__To be done__
Reproduce the records below in full and exactly, without their images.

__Data section__
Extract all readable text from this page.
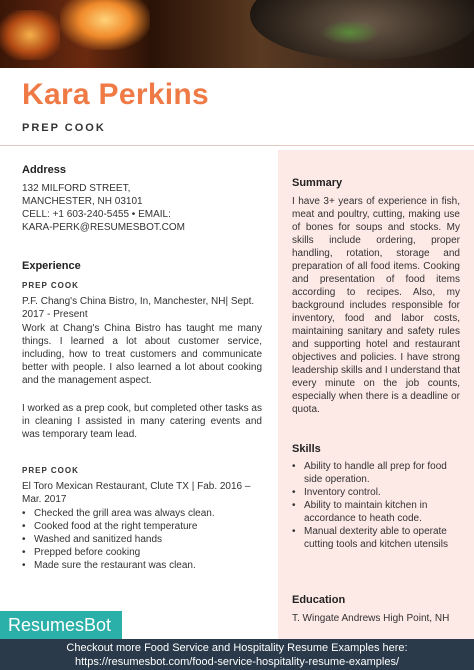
Kara Perkins
PREP COOK
Address
132 MILFORD STREET,
MANCHESTER, NH 03101
CELL: +1 603-240-5455 • EMAIL:
KARA-PERK@RESUMESBOT.COM
Experience
PREP COOK
P.F. Chang's China Bistro, In, Manchester, NH| Sept. 2017 - Present
Work at Chang's China Bistro has taught me many things. I learned a lot about customer service, including, how to treat customers and communicate better with people. I also learned a lot about cooking and the management aspect.
I worked as a prep cook, but completed other tasks as in cleaning I assisted in many catering events and was temporary team lead.
PREP COOK
El Toro Mexican Restaurant, Clute TX | Fab. 2016 – Mar. 2017
• Checked the grill area was always clean.
• Cooked food at the right temperature
• Washed and sanitized hands
• Prepped before cooking
• Made sure the restaurant was clean.
Summary
I have 3+ years of experience in fish, meat and poultry, cutting, making use of bones for soups and stocks. My skills include ordering, proper handling, rotation, storage and preparation of all food items. Cooking and presentation of food items according to recipes. Also, my background includes responsible for inventory, food and labor costs, maintaining sanitary and safety rules and supporting hotel and restaurant objectives and policies. I have strong leadership skills and I understand that every minute on the job counts, especially when there is a deadline or quota.
Skills
• Ability to handle all prep for food side operation.
• Inventory control.
• Ability to maintain kitchen in accordance to heath code.
• Manual dexterity able to operate cutting tools and kitchen utensils
Education
T. Wingate Andrews High Point, NH
ResumesBot
Checkout more Food Service and Hospitality Resume Examples here:
https://resumesbot.com/food-service-hospitality-resume-examples/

__Result of this exercise__
Extract all readable text from this page.
Kara Perkins
PREP COOK
Address
132 MILFORD STREET,
MANCHESTER, NH 03101
CELL: +1 603-240-5455 • EMAIL:
KARA-PERK@RESUMESBOT.COM
Experience
PREP COOK
P.F. Chang's China Bistro, In, Manchester, NH| Sept. 2017 - Present
Work at Chang's China Bistro has taught me many things. I learned a lot about customer service, including, how to treat customers and communicate better with people. I also learned a lot about cooking and the management aspect.
I worked as a prep cook, but completed other tasks as in cleaning I assisted in many catering events and was temporary team lead.
PREP COOK
El Toro Mexican Restaurant, Clute TX | Fab. 2016 – Mar. 2017
• Checked the grill area was always clean.
• Cooked food at the right temperature
• Washed and sanitized hands
• Prepped before cooking
• Made sure the restaurant was clean.
Summary
I have 3+ years of experience in fish, meat and poultry, cutting, making use of bones for soups and stocks. My skills include ordering, proper handling, rotation, storage and preparation of all food items. Cooking and presentation of food items according to recipes. Also, my background includes responsible for inventory, food and labor costs, maintaining sanitary and safety rules and supporting hotel and restaurant objectives and policies. I have strong leadership skills and I understand that every minute on the job counts, especially when there is a deadline or quota.
Skills
• Ability to handle all prep for food side operation.
• Inventory control.
• Ability to maintain kitchen in accordance to heath code.
• Manual dexterity able to operate cutting tools and kitchen utensils
Education
T. Wingate Andrews High Point, NH
ResumesBot
Checkout more Food Service and Hospitality Resume Examples here:
https://resumesbot.com/food-service-hospitality-resume-examples/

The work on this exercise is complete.